■ **STATED GOAL**:
Copy out word for word everything from the line containing "value-label-korea-republic-of: 3.5 xyxy=(228,115,243,127)" down to the line containing "x-tick-label: 16.0 xyxy=(530,407,551,419)" in the records below, including both of those lines.
##### INPUT MATERIAL
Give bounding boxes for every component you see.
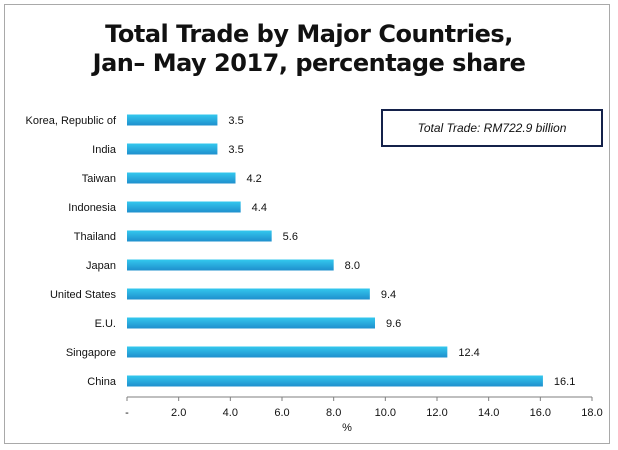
value-label-korea-republic-of: 3.5 xyxy=(228,115,243,127)
category-label-indonesia: Indonesia xyxy=(68,202,117,214)
category-label-singapore: Singapore xyxy=(66,347,116,359)
x-tick-label: 6.0 xyxy=(274,407,289,419)
x-tick-label: 4.0 xyxy=(223,407,238,419)
total-trade-annotation: Total Trade: RM722.9 billion xyxy=(381,109,603,147)
bar-united-states xyxy=(127,288,370,300)
value-label-indonesia: 4.4 xyxy=(252,202,267,214)
bar-singapore xyxy=(127,346,448,358)
value-label-china: 16.1 xyxy=(554,376,575,388)
bar-japan xyxy=(127,259,334,271)
category-label-thailand: Thailand xyxy=(74,231,116,243)
x-tick-label: 8.0 xyxy=(326,407,341,419)
category-label-china: China xyxy=(87,376,117,388)
x-tick-label: 18.0 xyxy=(581,407,602,419)
x-tick-label: 10.0 xyxy=(375,407,396,419)
x-tick-label: 2.0 xyxy=(171,407,186,419)
bar-e-u xyxy=(127,317,375,329)
bar-india xyxy=(127,143,218,155)
category-label-e-u: E.U. xyxy=(95,318,116,330)
x-tick-label: 14.0 xyxy=(478,407,499,419)
x-axis: - 2.0 4.0 6.0 8.0 10.0 12.0 14.0 16.0 18.0% xyxy=(125,396,603,434)
category-labels: Korea, Republic of 3.5 India 3.5 Taiwan 4.2 In… xyxy=(26,115,576,388)
bar-taiwan xyxy=(127,172,236,184)
category-label-japan: Japan xyxy=(86,260,116,272)
bar-thailand xyxy=(127,230,272,242)
category-label-united-states: United States xyxy=(50,289,117,301)
bar-china xyxy=(127,375,543,387)
value-label-united-states: 9.4 xyxy=(381,289,396,301)
category-label-india: India xyxy=(92,144,117,156)
chart-title-line-1: Total Trade by Major Countries, xyxy=(105,20,513,48)
value-label-e-u: 9.6 xyxy=(386,318,401,330)
chart-frame xyxy=(4,4,610,444)
x-axis-title: % xyxy=(342,422,352,434)
x-tick-label: 16.0 xyxy=(530,407,551,419)
x-tick-label: - xyxy=(125,407,129,419)
chart-title: Total Trade by Major Countries, Jan– May… xyxy=(0,20,618,78)
bars-layer xyxy=(127,114,543,387)
value-label-japan: 8.0 xyxy=(345,260,360,272)
category-label-taiwan: Taiwan xyxy=(82,173,116,185)
category-label-korea-republic-of: Korea, Republic of xyxy=(26,115,117,127)
value-label-india: 3.5 xyxy=(228,144,243,156)
bar-korea-republic-of xyxy=(127,114,218,126)
bar-indonesia xyxy=(127,201,241,213)
chart-title-line-2: Jan– May 2017, percentage share xyxy=(92,49,526,77)
total-trade-text: Total Trade: RM722.9 billion xyxy=(417,121,567,135)
value-label-thailand: 5.6 xyxy=(283,231,298,243)
x-tick-label: 12.0 xyxy=(426,407,447,419)
value-label-singapore: 12.4 xyxy=(458,347,479,359)
value-label-taiwan: 4.2 xyxy=(247,173,262,185)
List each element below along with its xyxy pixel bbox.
##########
■ **OUTPUT FOR THIS EXERCISE**:
value-label-korea-republic-of: 3.5 xyxy=(228,115,243,127)
category-label-indonesia: Indonesia xyxy=(68,202,117,214)
category-label-singapore: Singapore xyxy=(66,347,116,359)
x-tick-label: 6.0 xyxy=(274,407,289,419)
x-tick-label: 4.0 xyxy=(223,407,238,419)
total-trade-annotation: Total Trade: RM722.9 billion xyxy=(381,109,603,147)
bar-united-states xyxy=(127,288,370,300)
value-label-indonesia: 4.4 xyxy=(252,202,267,214)
bar-singapore xyxy=(127,346,448,358)
value-label-china: 16.1 xyxy=(554,376,575,388)
bar-japan xyxy=(127,259,334,271)
category-label-thailand: Thailand xyxy=(74,231,116,243)
x-tick-label: 8.0 xyxy=(326,407,341,419)
category-label-china: China xyxy=(87,376,117,388)
x-tick-label: 18.0 xyxy=(581,407,602,419)
x-tick-label: 10.0 xyxy=(375,407,396,419)
x-tick-label: 2.0 xyxy=(171,407,186,419)
bar-e-u xyxy=(127,317,375,329)
bar-india xyxy=(127,143,218,155)
category-label-e-u: E.U. xyxy=(95,318,116,330)
x-tick-label: 14.0 xyxy=(478,407,499,419)
x-axis: - 2.0 4.0 6.0 8.0 10.0 12.0 14.0 16.0 18.0% xyxy=(125,396,603,434)
category-labels: Korea, Republic of 3.5 India 3.5 Taiwan 4.2 In… xyxy=(26,115,576,388)
bar-taiwan xyxy=(127,172,236,184)
category-label-japan: Japan xyxy=(86,260,116,272)
bar-thailand xyxy=(127,230,272,242)
category-label-united-states: United States xyxy=(50,289,117,301)
bar-china xyxy=(127,375,543,387)
value-label-united-states: 9.4 xyxy=(381,289,396,301)
category-label-india: India xyxy=(92,144,117,156)
chart-title-line-1: Total Trade by Major Countries, xyxy=(105,20,513,48)
value-label-e-u: 9.6 xyxy=(386,318,401,330)
chart-frame xyxy=(4,4,610,444)
x-axis-title: % xyxy=(342,422,352,434)
x-tick-label: 16.0 xyxy=(530,407,551,419)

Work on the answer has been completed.